• [AIM]
Lines containing the word "Systemkonfiguration" should be extracted in full.

[Data entries]

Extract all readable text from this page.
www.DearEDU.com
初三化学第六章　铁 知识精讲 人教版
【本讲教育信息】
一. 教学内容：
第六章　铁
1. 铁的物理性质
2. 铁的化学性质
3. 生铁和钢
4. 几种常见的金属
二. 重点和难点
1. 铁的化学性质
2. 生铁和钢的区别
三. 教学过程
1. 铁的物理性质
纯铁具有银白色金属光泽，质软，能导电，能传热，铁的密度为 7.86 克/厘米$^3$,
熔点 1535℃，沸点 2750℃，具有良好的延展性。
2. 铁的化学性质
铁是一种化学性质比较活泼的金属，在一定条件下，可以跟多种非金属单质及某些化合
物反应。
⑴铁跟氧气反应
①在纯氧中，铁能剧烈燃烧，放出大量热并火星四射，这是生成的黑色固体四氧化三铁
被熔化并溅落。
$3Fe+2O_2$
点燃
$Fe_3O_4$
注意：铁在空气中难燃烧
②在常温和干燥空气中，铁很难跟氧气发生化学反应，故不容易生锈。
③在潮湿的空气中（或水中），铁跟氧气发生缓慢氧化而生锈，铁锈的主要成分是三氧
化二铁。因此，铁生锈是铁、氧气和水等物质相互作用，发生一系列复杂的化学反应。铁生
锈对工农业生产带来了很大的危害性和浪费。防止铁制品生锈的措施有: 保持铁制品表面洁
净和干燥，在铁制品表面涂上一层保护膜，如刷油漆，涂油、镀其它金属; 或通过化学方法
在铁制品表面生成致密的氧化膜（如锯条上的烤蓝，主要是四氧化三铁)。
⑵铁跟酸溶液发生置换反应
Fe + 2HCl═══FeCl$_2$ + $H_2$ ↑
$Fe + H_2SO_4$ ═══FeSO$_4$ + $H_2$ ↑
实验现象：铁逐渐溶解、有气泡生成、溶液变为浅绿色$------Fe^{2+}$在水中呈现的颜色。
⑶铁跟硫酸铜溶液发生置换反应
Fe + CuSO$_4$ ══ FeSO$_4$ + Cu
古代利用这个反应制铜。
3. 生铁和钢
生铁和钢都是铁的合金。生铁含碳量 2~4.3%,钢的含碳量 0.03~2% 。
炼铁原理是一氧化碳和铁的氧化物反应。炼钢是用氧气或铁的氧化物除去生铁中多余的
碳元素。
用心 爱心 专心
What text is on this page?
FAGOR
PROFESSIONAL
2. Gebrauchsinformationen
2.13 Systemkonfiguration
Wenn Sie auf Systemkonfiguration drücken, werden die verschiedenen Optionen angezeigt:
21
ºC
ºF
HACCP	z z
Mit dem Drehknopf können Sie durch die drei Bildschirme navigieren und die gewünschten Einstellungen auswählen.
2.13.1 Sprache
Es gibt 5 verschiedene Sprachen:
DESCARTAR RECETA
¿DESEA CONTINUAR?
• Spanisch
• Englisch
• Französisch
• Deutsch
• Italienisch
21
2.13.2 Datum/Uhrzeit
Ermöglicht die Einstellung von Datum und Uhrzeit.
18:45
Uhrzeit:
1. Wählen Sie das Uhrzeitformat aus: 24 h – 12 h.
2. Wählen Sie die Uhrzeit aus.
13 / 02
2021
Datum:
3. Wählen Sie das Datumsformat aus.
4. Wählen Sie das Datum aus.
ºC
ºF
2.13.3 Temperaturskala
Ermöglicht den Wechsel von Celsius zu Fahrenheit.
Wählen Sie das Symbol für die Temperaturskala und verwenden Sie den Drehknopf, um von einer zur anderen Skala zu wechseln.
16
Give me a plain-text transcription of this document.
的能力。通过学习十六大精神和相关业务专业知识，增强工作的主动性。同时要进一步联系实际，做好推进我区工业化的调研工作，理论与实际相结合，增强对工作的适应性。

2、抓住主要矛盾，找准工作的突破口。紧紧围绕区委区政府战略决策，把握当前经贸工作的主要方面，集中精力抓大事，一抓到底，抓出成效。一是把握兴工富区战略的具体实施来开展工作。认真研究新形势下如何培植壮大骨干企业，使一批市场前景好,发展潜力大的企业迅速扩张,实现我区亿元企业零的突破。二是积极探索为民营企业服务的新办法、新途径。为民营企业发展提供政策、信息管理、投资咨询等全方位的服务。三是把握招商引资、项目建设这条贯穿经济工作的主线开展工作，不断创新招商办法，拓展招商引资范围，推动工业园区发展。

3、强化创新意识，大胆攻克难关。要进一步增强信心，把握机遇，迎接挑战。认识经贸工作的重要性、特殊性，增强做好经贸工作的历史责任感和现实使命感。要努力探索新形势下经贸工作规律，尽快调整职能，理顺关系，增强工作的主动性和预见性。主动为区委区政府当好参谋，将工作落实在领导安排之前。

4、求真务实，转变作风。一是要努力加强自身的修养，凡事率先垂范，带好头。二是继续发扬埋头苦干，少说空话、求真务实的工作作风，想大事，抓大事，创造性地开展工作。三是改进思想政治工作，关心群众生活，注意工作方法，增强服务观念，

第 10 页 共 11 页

• [RESULT FOR THIS TASK]
2.13 Systemkonfiguration
Wenn Sie auf Systemkonfiguration drücken, werden die verschiedenen Optionen angezeigt:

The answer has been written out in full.